### Requirements
Every line of the material is to be quoted verbatim, minus the pictures.

### Provided records
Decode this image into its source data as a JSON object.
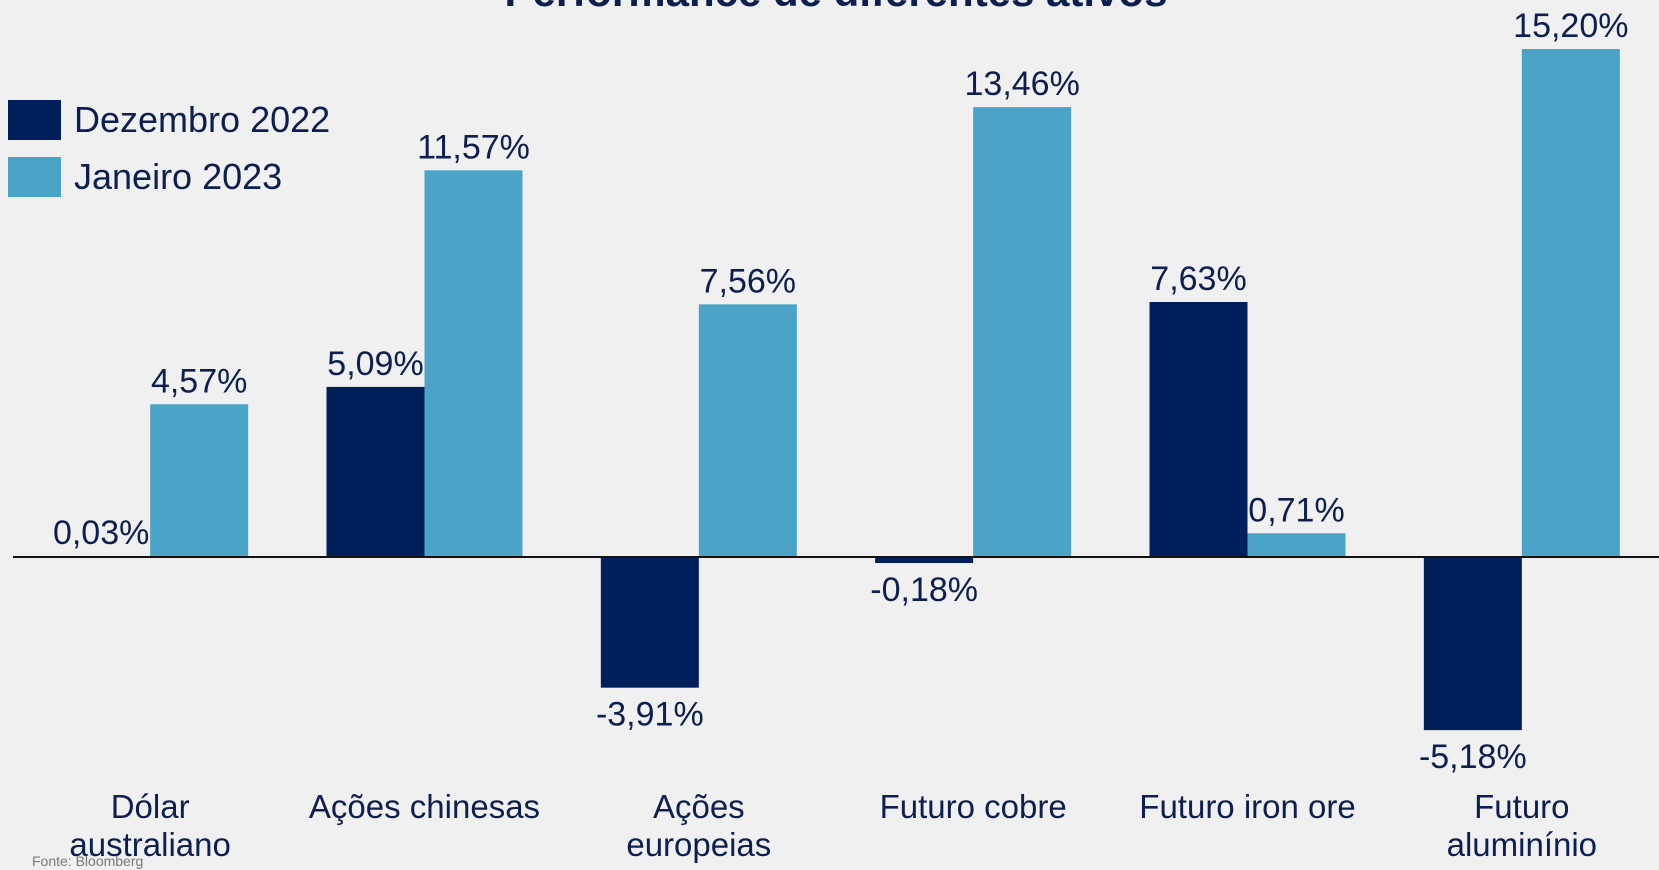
{
  "chart_data": {
    "type": "bar",
    "title": "Performance de diferentes ativos",
    "categories": [
      "Dólar australiano",
      "Ações chinesas",
      "Ações europeias",
      "Futuro cobre",
      "Futuro iron ore",
      "Futuro aluminínio"
    ],
    "series": [
      {
        "name": "Dezembro 2022",
        "color": "#001f5b",
        "values": [
          0.03,
          5.09,
          -3.91,
          -0.18,
          7.63,
          -5.18
        ],
        "value_labels": [
          "0,03%",
          "5,09%",
          "-3,91%",
          "-0,18%",
          "7,63%",
          "-5,18%"
        ]
      },
      {
        "name": "Janeiro 2023",
        "color": "#4ba3c8",
        "values": [
          4.57,
          11.57,
          7.56,
          13.46,
          0.71,
          15.2
        ],
        "value_labels": [
          "4,57%",
          "11,57%",
          "7,56%",
          "13,46%",
          "0,71%",
          "15,20%"
        ]
      }
    ],
    "source": "Fonte: Bloomberg"
  }
}
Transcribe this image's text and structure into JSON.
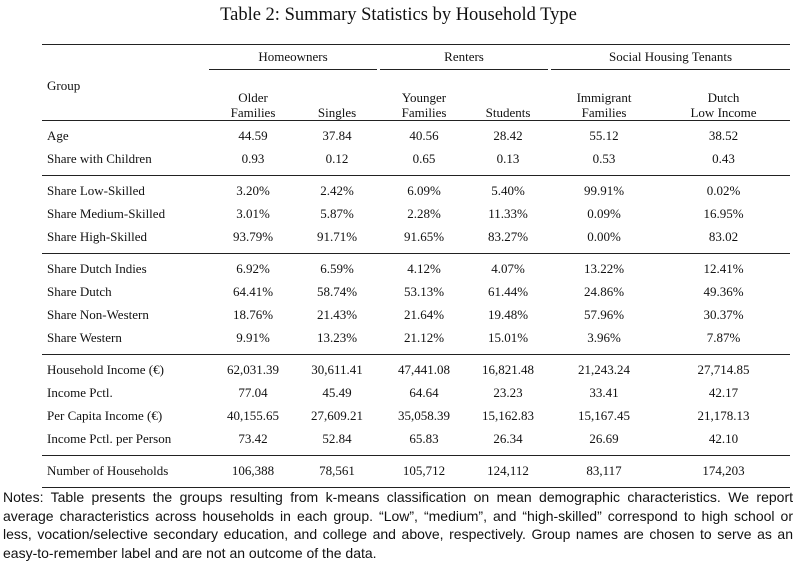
{
  "title": "Table 2: Summary Statistics by Household Type",
  "group_header": [
    "Homeowners",
    "Renters",
    "Social Housing Tenants"
  ],
  "row_label_header": "Group",
  "subgroups": [
    [
      "Older",
      "Families"
    ],
    [
      "",
      "Singles"
    ],
    [
      "Younger",
      "Families"
    ],
    [
      "",
      "Students"
    ],
    [
      "Immigrant",
      "Families"
    ],
    [
      "Dutch",
      "Low Income"
    ]
  ],
  "sections": [
    {
      "rows": [
        {
          "label": "Age",
          "values": [
            "44.59",
            "37.84",
            "40.56",
            "28.42",
            "55.12",
            "38.52"
          ]
        },
        {
          "label": "Share with Children",
          "values": [
            "0.93",
            "0.12",
            "0.65",
            "0.13",
            "0.53",
            "0.43"
          ]
        }
      ]
    },
    {
      "rows": [
        {
          "label": "Share Low-Skilled",
          "values": [
            "3.20%",
            "2.42%",
            "6.09%",
            "5.40%",
            "99.91%",
            "0.02%"
          ]
        },
        {
          "label": "Share Medium-Skilled",
          "values": [
            "3.01%",
            "5.87%",
            "2.28%",
            "11.33%",
            "0.09%",
            "16.95%"
          ]
        },
        {
          "label": "Share High-Skilled",
          "values": [
            "93.79%",
            "91.71%",
            "91.65%",
            "83.27%",
            "0.00%",
            "83.02"
          ]
        }
      ]
    },
    {
      "rows": [
        {
          "label": "Share Dutch Indies",
          "values": [
            "6.92%",
            "6.59%",
            "4.12%",
            "4.07%",
            "13.22%",
            "12.41%"
          ]
        },
        {
          "label": "Share Dutch",
          "values": [
            "64.41%",
            "58.74%",
            "53.13%",
            "61.44%",
            "24.86%",
            "49.36%"
          ]
        },
        {
          "label": "Share Non-Western",
          "values": [
            "18.76%",
            "21.43%",
            "21.64%",
            "19.48%",
            "57.96%",
            "30.37%"
          ]
        },
        {
          "label": "Share Western",
          "values": [
            "9.91%",
            "13.23%",
            "21.12%",
            "15.01%",
            "3.96%",
            "7.87%"
          ]
        }
      ]
    },
    {
      "rows": [
        {
          "label": "Household Income (€)",
          "values": [
            "62,031.39",
            "30,611.41",
            "47,441.08",
            "16,821.48",
            "21,243.24",
            "27,714.85"
          ]
        },
        {
          "label": "Income Pctl.",
          "values": [
            "77.04",
            "45.49",
            "64.64",
            "23.23",
            "33.41",
            "42.17"
          ]
        },
        {
          "label": "Per Capita Income (€)",
          "values": [
            "40,155.65",
            "27,609.21",
            "35,058.39",
            "15,162.83",
            "15,167.45",
            "21,178.13"
          ]
        },
        {
          "label": "Income Pctl. per Person",
          "values": [
            "73.42",
            "52.84",
            "65.83",
            "26.34",
            "26.69",
            "42.10"
          ]
        }
      ]
    },
    {
      "rows": [
        {
          "label": "Number of Households",
          "values": [
            "106,388",
            "78,561",
            "105,712",
            "124,112",
            "83,117",
            "174,203"
          ]
        }
      ]
    }
  ],
  "notes": "Notes: Table presents the groups resulting from k-means classification on mean demographic characteristics. We report average characteristics across households in each group. “Low”, “medium”, and “high-skilled” correspond to high school or less, vocation/selective secondary education, and college and above, respectively. Group names are chosen to serve as an easy-to-remember label and are not an outcome of the data."
}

### Complete output
Decode this image into its source data as a JSON object.
{
  "chart_data": {
    "type": "bar",
    "title": "Performance de diferentes ativos",
    "categories": [
      "Dólar australiano",
      "Ações chinesas",
      "Ações europeias",
      "Futuro cobre",
      "Futuro iron ore",
      "Futuro aluminínio"
    ],
    "series": [
      {
        "name": "Dezembro 2022",
        "color": "#001f5b",
        "values": [
          0.03,
          5.09,
          -3.91,
          -0.18,
          7.63,
          -5.18
        ],
        "value_labels": [
          "0,03%",
          "5,09%",
          "-3,91%",
          "-0,18%",
          "7,63%",
          "-5,18%"
        ]
      },
      {
        "name": "Janeiro 2023",
        "color": "#4ba3c8",
        "values": [
          4.57,
          11.57,
          7.56,
          13.46,
          0.71,
          15.2
        ],
        "value_labels": [
          "4,57%",
          "11,57%",
          "7,56%",
          "13,46%",
          "0,71%",
          "15,20%"
        ]
      }
    ],
    "source": "Fonte: Bloomberg"
  }
}
Transcribe this image's text and structure into JSON.
{
  "title": "Table 2: Summary Statistics by Household Type",
  "group_header": [
    "Homeowners",
    "Renters",
    "Social Housing Tenants"
  ],
  "row_label_header": "Group",
  "subgroups": [
    [
      "Older",
      "Families"
    ],
    [
      "",
      "Singles"
    ],
    [
      "Younger",
      "Families"
    ],
    [
      "",
      "Students"
    ],
    [
      "Immigrant",
      "Families"
    ],
    [
      "Dutch",
      "Low Income"
    ]
  ],
  "sections": [
    {
      "rows": [
        {
          "label": "Age",
          "values": [
            "44.59",
            "37.84",
            "40.56",
            "28.42",
            "55.12",
            "38.52"
          ]
        },
        {
          "label": "Share with Children",
          "values": [
            "0.93",
            "0.12",
            "0.65",
            "0.13",
            "0.53",
            "0.43"
          ]
        }
      ]
    },
    {
      "rows": [
        {
          "label": "Share Low-Skilled",
          "values": [
            "3.20%",
            "2.42%",
            "6.09%",
            "5.40%",
            "99.91%",
            "0.02%"
          ]
        },
        {
          "label": "Share Medium-Skilled",
          "values": [
            "3.01%",
            "5.87%",
            "2.28%",
            "11.33%",
            "0.09%",
            "16.95%"
          ]
        },
        {
          "label": "Share High-Skilled",
          "values": [
            "93.79%",
            "91.71%",
            "91.65%",
            "83.27%",
            "0.00%",
            "83.02"
          ]
        }
      ]
    },
    {
      "rows": [
        {
          "label": "Share Dutch Indies",
          "values": [
            "6.92%",
            "6.59%",
            "4.12%",
            "4.07%",
            "13.22%",
            "12.41%"
          ]
        },
        {
          "label": "Share Dutch",
          "values": [
            "64.41%",
            "58.74%",
            "53.13%",
            "61.44%",
            "24.86%",
            "49.36%"
          ]
        },
        {
          "label": "Share Non-Western",
          "values": [
            "18.76%",
            "21.43%",
            "21.64%",
            "19.48%",
            "57.96%",
            "30.37%"
          ]
        },
        {
          "label": "Share Western",
          "values": [
            "9.91%",
            "13.23%",
            "21.12%",
            "15.01%",
            "3.96%",
            "7.87%"
          ]
        }
      ]
    },
    {
      "rows": [
        {
          "label": "Household Income (€)",
          "values": [
            "62,031.39",
            "30,611.41",
            "47,441.08",
            "16,821.48",
            "21,243.24",
            "27,714.85"
          ]
        },
        {
          "label": "Income Pctl.",
          "values": [
            "77.04",
            "45.49",
            "64.64",
            "23.23",
            "33.41",
            "42.17"
          ]
        },
        {
          "label": "Per Capita Income (€)",
          "values": [
            "40,155.65",
            "27,609.21",
            "35,058.39",
            "15,162.83",
            "15,167.45",
            "21,178.13"
          ]
        },
        {
          "label": "Income Pctl. per Person",
          "values": [
            "73.42",
            "52.84",
            "65.83",
            "26.34",
            "26.69",
            "42.10"
          ]
        }
      ]
    },
    {
      "rows": [
        {
          "label": "Number of Households",
          "values": [
            "106,388",
            "78,561",
            "105,712",
            "124,112",
            "83,117",
            "174,203"
          ]
        }
      ]
    }
  ],
  "notes": "Notes: Table presents the groups resulting from k-means classification on mean demographic characteristics. We report average characteristics across households in each group. “Low”, “medium”, and “high-skilled” correspond to high school or less, vocation/selective secondary education, and college and above, respectively. Group names are chosen to serve as an easy-to-remember label and are not an outcome of the data."
}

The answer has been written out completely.